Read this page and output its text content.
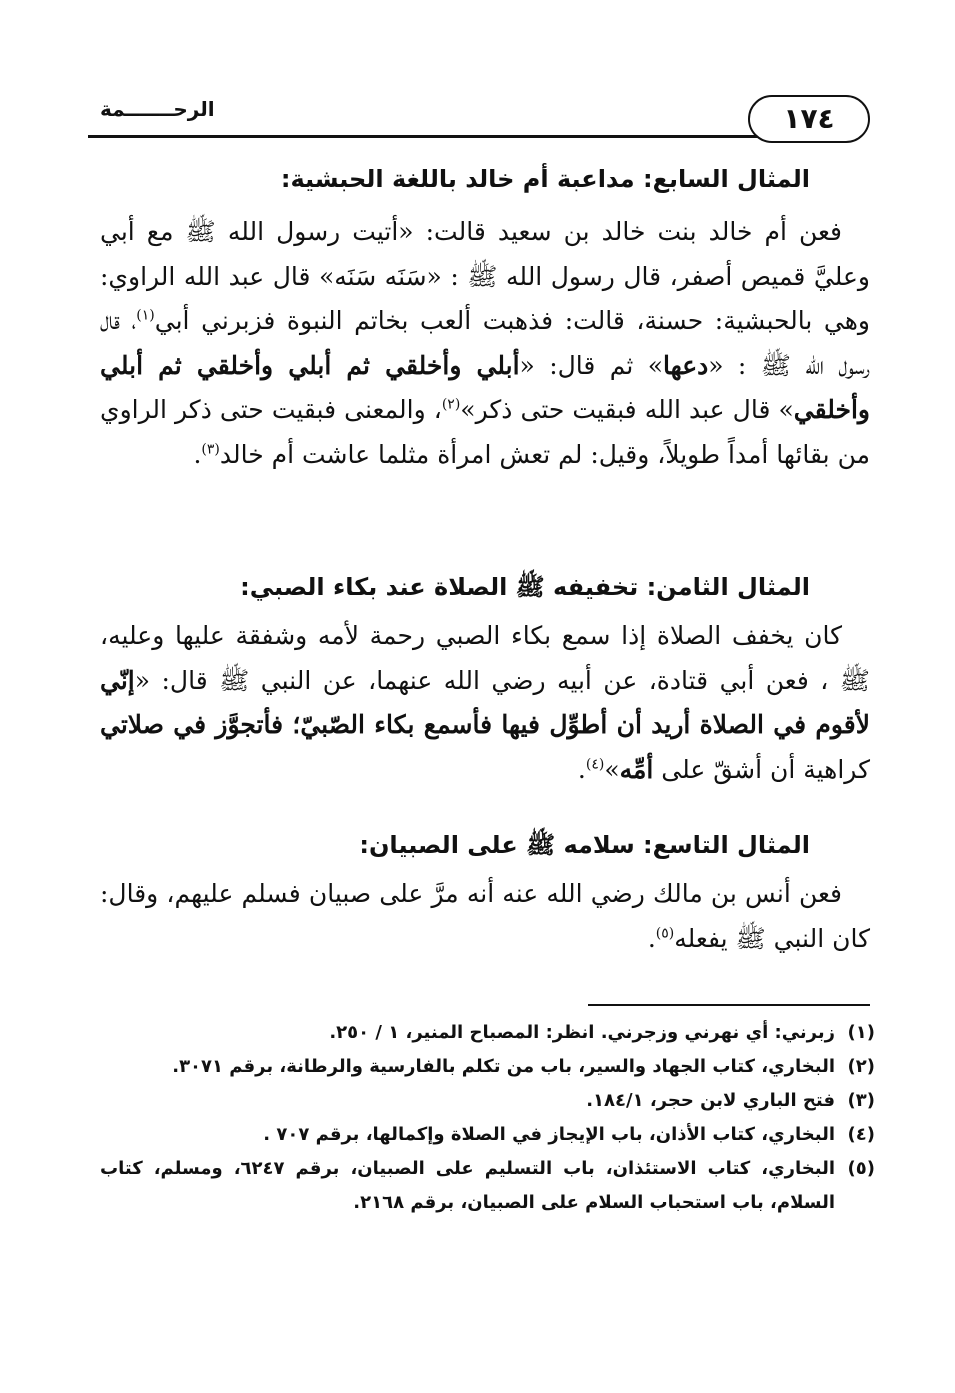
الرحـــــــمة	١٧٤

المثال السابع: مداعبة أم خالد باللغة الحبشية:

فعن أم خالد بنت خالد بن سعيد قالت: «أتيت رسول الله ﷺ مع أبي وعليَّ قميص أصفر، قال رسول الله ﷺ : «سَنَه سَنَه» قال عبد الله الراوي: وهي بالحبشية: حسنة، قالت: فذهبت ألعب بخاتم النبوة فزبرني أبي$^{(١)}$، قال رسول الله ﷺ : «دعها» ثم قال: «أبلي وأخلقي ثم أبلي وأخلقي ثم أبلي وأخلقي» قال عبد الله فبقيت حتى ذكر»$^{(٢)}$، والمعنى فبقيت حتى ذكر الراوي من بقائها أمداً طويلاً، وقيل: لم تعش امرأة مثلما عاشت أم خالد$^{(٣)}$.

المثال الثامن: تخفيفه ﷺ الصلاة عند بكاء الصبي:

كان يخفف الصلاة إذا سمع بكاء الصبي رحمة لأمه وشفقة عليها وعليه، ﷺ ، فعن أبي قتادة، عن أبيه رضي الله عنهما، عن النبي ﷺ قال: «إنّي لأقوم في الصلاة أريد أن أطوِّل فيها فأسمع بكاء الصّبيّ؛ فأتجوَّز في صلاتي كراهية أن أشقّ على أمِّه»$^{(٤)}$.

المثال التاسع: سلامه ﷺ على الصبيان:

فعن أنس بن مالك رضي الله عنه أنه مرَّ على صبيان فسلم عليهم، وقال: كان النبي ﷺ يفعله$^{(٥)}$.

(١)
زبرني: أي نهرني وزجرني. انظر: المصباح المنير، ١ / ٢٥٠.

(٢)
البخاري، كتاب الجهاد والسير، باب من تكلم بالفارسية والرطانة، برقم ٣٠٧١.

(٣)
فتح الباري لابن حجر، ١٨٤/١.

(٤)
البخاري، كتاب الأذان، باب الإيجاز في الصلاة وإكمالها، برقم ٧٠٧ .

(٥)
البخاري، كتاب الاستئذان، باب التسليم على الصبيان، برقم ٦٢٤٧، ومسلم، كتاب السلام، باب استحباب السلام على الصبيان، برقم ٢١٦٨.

---

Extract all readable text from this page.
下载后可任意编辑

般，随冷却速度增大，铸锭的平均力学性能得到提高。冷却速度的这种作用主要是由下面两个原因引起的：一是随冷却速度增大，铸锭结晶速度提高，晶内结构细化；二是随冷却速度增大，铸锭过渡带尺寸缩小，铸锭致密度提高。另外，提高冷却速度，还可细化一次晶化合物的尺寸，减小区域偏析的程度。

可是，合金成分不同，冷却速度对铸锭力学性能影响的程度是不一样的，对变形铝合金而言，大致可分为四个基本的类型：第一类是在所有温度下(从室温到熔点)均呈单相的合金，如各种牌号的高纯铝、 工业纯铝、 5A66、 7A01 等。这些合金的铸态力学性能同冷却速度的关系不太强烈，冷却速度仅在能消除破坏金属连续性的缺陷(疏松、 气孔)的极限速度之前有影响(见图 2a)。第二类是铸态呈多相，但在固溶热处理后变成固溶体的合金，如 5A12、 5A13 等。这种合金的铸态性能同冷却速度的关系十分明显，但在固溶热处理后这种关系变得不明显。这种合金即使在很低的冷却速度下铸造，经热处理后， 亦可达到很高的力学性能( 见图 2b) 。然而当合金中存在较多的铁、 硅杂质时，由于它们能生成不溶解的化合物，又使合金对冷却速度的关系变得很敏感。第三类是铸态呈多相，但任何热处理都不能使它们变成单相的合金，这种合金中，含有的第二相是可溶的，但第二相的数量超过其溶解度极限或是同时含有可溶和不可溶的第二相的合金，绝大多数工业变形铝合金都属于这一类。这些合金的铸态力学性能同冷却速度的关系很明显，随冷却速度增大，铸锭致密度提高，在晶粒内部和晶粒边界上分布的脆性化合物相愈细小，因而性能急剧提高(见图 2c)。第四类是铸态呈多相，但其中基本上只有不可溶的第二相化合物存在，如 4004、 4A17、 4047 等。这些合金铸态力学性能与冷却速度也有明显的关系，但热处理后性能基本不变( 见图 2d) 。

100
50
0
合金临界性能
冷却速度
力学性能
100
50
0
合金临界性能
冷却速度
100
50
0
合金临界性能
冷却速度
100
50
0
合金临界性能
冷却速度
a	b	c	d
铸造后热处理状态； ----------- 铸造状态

--

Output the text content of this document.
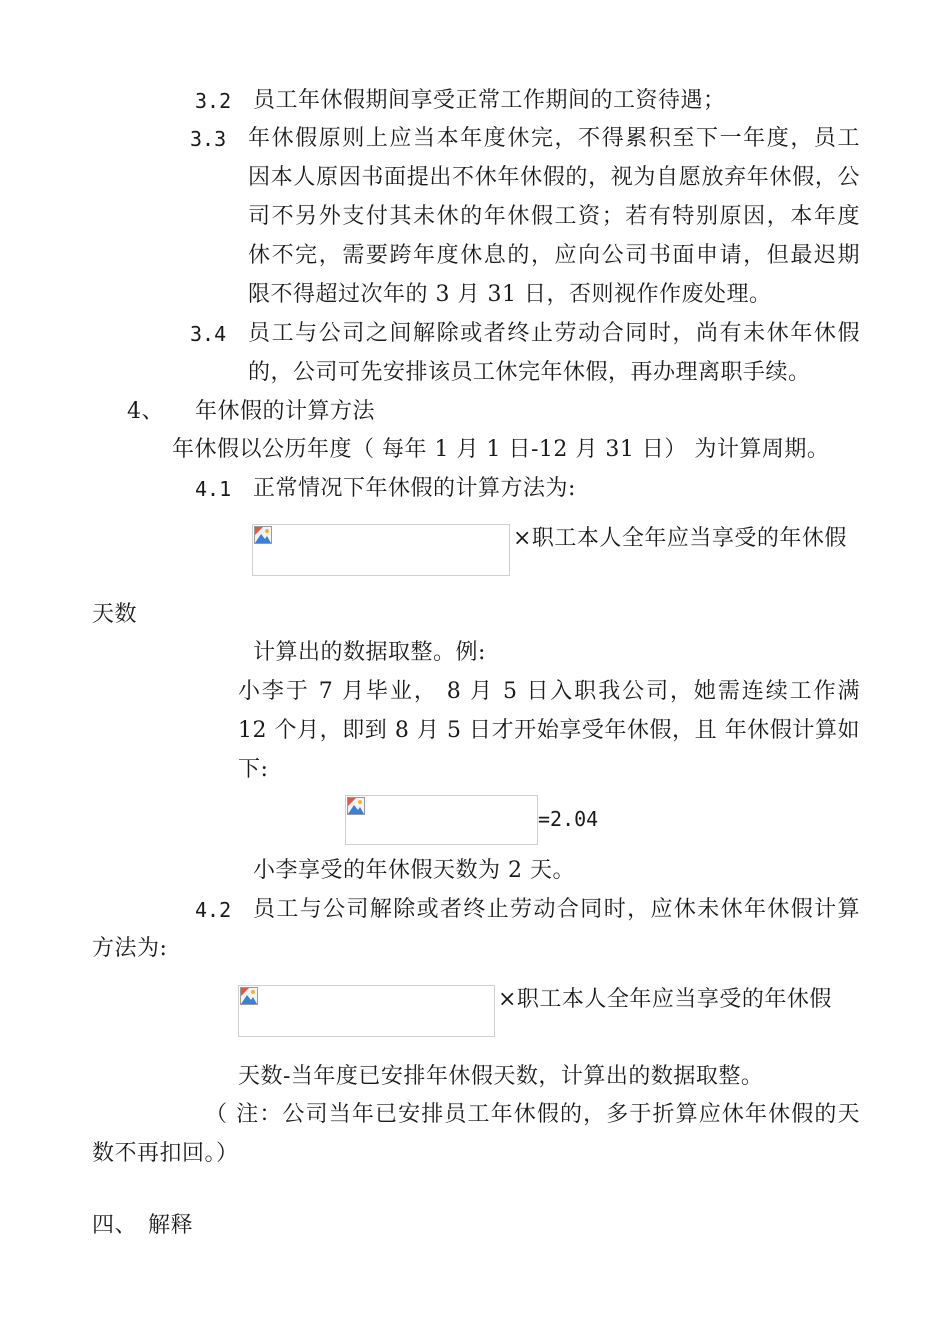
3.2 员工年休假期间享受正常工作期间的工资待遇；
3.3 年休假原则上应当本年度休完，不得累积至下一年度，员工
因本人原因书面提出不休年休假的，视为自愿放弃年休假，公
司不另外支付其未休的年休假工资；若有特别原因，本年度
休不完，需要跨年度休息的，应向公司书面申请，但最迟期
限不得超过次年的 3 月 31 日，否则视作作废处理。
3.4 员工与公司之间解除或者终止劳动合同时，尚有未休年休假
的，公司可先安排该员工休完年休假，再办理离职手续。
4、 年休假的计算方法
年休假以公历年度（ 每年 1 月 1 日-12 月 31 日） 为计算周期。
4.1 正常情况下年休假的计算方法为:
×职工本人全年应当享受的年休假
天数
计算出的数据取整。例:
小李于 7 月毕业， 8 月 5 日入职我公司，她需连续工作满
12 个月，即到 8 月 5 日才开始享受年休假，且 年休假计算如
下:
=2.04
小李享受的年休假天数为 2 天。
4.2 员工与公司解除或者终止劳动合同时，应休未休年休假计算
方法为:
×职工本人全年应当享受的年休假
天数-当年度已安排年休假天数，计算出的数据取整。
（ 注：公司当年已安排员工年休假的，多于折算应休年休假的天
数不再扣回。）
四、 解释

*Problem*.
Pull out all lines containing the word "برقم" from the entries above.

*Answer to this problem*.
البخاري، كتاب الجهاد والسير، باب من تكلم بالفارسية والرطانة، برقم ٣٠٧١.
البخاري، كتاب الأذان، باب الإيجاز في الصلاة وإكمالها، برقم ٧٠٧ .
البخاري، كتاب الاستئذان، باب التسليم على الصبيان، برقم ٦٢٤٧، ومسلم، كتاب السلام، باب استحباب السلام على الصبيان، برقم ٢١٦٨.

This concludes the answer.